:: AVAILABLE RECORDS ::
__________________________________________________

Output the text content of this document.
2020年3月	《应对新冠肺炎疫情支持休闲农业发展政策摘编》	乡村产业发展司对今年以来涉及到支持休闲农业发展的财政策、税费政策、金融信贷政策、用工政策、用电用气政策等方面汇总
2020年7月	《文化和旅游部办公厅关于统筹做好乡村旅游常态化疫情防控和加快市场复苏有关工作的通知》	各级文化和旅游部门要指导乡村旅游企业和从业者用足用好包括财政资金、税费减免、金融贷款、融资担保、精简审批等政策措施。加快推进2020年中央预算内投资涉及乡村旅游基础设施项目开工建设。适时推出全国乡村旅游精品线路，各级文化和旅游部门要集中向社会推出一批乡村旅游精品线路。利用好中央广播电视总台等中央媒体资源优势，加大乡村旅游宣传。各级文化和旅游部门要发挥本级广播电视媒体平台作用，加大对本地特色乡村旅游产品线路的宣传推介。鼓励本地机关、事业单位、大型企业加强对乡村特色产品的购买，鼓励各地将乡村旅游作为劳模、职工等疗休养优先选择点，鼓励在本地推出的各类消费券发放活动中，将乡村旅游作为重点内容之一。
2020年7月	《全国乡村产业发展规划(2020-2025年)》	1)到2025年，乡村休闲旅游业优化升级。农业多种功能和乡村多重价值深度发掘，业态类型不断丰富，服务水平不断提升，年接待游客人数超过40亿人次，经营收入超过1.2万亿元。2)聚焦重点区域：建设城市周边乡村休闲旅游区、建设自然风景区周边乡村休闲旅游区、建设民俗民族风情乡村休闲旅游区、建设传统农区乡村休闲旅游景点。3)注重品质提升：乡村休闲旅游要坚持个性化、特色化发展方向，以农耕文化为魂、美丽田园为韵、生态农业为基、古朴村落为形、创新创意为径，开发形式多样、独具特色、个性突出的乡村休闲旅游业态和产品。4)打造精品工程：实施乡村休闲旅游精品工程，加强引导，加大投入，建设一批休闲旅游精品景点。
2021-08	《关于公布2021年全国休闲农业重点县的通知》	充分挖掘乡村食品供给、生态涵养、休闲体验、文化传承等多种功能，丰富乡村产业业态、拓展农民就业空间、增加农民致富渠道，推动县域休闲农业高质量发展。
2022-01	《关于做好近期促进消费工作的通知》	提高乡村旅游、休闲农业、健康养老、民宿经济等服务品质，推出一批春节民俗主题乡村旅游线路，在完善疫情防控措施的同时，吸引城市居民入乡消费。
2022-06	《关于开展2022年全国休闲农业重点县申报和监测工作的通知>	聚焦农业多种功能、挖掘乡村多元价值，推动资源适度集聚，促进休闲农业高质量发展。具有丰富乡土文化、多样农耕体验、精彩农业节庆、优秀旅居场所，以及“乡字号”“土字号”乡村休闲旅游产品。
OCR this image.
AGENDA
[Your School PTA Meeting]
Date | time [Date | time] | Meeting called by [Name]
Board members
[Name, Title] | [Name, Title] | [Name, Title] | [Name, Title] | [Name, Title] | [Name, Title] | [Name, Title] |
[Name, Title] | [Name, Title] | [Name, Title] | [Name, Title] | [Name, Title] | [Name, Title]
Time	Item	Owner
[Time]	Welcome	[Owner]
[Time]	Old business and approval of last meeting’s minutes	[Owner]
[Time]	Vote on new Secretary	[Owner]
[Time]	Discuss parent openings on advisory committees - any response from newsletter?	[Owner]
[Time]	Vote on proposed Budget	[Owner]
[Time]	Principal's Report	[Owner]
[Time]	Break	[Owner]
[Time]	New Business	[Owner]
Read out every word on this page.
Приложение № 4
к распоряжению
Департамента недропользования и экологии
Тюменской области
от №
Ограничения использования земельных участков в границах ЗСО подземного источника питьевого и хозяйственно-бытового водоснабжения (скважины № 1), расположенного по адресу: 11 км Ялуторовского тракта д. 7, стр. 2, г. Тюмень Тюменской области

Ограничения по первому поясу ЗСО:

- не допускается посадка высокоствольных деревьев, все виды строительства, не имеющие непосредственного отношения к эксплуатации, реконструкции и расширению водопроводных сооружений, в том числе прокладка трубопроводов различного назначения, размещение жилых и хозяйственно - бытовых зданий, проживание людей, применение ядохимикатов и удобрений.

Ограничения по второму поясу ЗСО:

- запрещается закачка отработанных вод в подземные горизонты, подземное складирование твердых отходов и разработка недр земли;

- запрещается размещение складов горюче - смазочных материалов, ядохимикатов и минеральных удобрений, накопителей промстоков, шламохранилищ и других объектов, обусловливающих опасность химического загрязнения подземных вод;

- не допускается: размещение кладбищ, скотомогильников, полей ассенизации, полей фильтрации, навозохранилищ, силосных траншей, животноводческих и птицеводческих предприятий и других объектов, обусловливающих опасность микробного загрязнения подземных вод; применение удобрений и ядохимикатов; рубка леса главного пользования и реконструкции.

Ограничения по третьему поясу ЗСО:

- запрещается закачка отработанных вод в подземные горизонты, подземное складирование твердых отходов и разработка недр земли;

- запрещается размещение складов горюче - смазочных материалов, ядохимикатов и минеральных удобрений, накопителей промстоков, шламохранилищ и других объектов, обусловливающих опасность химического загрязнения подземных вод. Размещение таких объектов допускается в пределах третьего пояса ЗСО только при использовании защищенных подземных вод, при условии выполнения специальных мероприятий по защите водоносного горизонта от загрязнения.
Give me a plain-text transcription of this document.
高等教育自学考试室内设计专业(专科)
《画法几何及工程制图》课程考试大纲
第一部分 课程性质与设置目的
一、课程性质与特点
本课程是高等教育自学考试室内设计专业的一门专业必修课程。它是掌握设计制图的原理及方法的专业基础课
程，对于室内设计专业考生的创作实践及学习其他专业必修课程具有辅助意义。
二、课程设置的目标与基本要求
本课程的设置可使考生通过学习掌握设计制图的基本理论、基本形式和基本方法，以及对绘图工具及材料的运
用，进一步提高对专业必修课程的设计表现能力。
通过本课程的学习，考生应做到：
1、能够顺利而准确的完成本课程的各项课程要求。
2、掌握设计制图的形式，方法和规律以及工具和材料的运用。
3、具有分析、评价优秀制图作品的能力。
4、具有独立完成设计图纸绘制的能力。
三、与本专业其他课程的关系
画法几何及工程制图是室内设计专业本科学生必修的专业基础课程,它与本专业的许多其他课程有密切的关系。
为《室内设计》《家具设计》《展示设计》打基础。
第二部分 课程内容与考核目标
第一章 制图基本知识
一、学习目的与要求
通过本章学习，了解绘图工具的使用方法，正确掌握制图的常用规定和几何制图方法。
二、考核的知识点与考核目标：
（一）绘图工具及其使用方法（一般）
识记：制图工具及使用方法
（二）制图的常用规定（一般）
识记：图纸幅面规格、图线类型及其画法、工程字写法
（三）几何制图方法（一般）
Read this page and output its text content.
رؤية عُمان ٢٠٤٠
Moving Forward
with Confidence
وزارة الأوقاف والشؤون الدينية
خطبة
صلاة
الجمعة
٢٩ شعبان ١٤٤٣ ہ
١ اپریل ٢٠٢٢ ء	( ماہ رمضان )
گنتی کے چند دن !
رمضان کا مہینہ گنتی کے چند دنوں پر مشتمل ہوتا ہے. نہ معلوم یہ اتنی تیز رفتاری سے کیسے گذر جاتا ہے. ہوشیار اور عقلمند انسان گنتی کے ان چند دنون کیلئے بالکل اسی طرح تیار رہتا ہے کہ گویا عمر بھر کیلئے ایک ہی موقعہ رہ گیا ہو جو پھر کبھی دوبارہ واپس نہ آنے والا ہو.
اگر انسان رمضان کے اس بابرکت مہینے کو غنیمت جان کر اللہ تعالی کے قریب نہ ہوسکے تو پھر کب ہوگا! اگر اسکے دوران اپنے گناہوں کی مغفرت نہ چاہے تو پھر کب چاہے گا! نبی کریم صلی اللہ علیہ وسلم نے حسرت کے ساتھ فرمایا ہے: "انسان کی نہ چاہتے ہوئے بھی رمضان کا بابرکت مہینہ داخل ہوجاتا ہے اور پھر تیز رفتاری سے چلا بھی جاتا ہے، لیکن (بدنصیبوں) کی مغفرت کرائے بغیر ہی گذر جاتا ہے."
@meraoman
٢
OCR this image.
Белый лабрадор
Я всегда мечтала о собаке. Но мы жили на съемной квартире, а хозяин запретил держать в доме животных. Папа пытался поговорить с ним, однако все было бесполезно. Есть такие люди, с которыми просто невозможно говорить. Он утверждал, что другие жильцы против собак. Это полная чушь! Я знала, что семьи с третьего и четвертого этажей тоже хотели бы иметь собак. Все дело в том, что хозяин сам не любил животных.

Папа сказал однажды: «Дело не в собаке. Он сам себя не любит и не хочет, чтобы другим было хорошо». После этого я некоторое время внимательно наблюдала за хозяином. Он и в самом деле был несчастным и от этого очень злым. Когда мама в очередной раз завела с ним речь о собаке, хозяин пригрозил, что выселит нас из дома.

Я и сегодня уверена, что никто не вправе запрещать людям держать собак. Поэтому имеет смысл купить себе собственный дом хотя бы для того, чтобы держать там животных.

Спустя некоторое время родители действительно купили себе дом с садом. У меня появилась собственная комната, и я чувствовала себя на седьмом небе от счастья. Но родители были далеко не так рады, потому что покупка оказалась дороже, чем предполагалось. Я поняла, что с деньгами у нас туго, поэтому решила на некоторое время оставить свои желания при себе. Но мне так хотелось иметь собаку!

__________________________________________________

:: INSTRUCTION ::
Using the listing above, list every line in which the string "document" occurs.

:: THE RESULT ::
Output the text content of this document.
Give me a plain-text transcription of this document.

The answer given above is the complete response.